▶ [Available records]:
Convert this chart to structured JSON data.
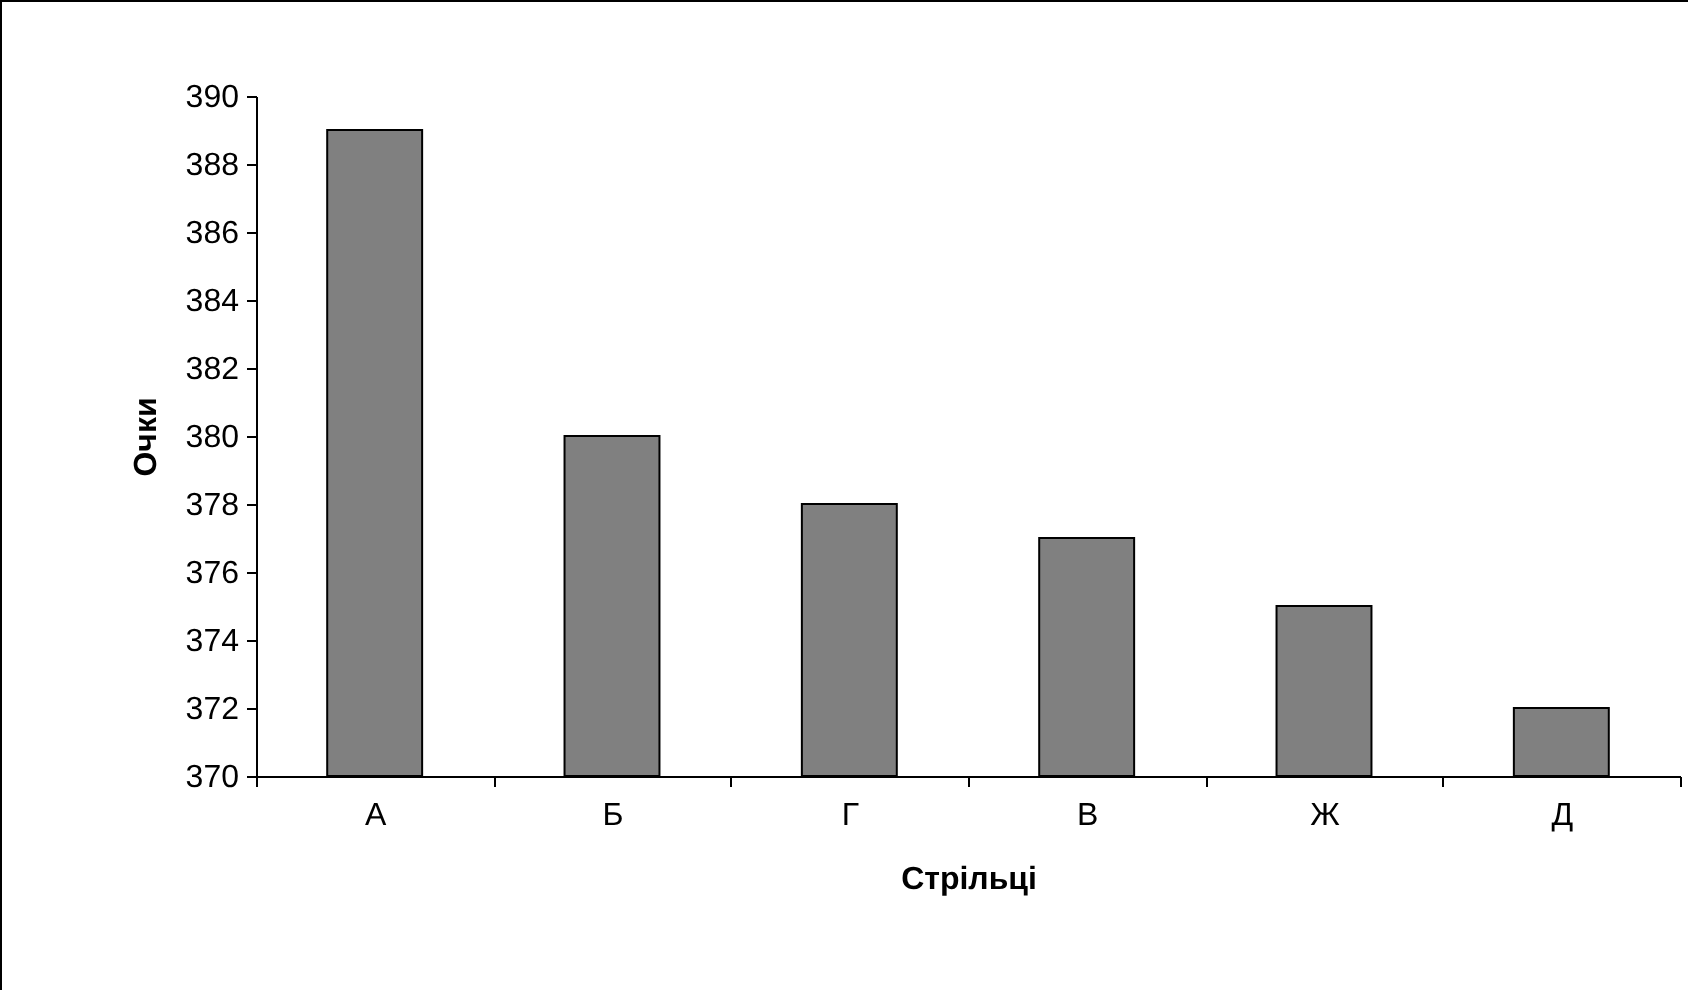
{
  "chart_data": {
    "type": "bar",
    "xlabel": "Стрільці",
    "ylabel": "Очки",
    "categories": [
      "А",
      "Б",
      "Г",
      "В",
      "Ж",
      "Д"
    ],
    "values": [
      389,
      380,
      378,
      377,
      375,
      372
    ],
    "color": "#808080",
    "ylim": [
      370,
      390
    ],
    "yticks": [
      370,
      372,
      374,
      376,
      378,
      380,
      382,
      384,
      386,
      388,
      390
    ],
    "grid": false
  }
}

▶ [What is required]: Pictures are excluded; copy every other part of the records exactly.

▶ [Final result]:
Convert this chart to structured JSON data.
{
  "chart_data": {
    "type": "bar",
    "xlabel": "Стрільці",
    "ylabel": "Очки",
    "categories": [
      "А",
      "Б",
      "Г",
      "В",
      "Ж",
      "Д"
    ],
    "values": [
      389,
      380,
      378,
      377,
      375,
      372
    ],
    "color": "#808080",
    "ylim": [
      370,
      390
    ],
    "yticks": [
      370,
      372,
      374,
      376,
      378,
      380,
      382,
      384,
      386,
      388,
      390
    ],
    "grid": false
  }
}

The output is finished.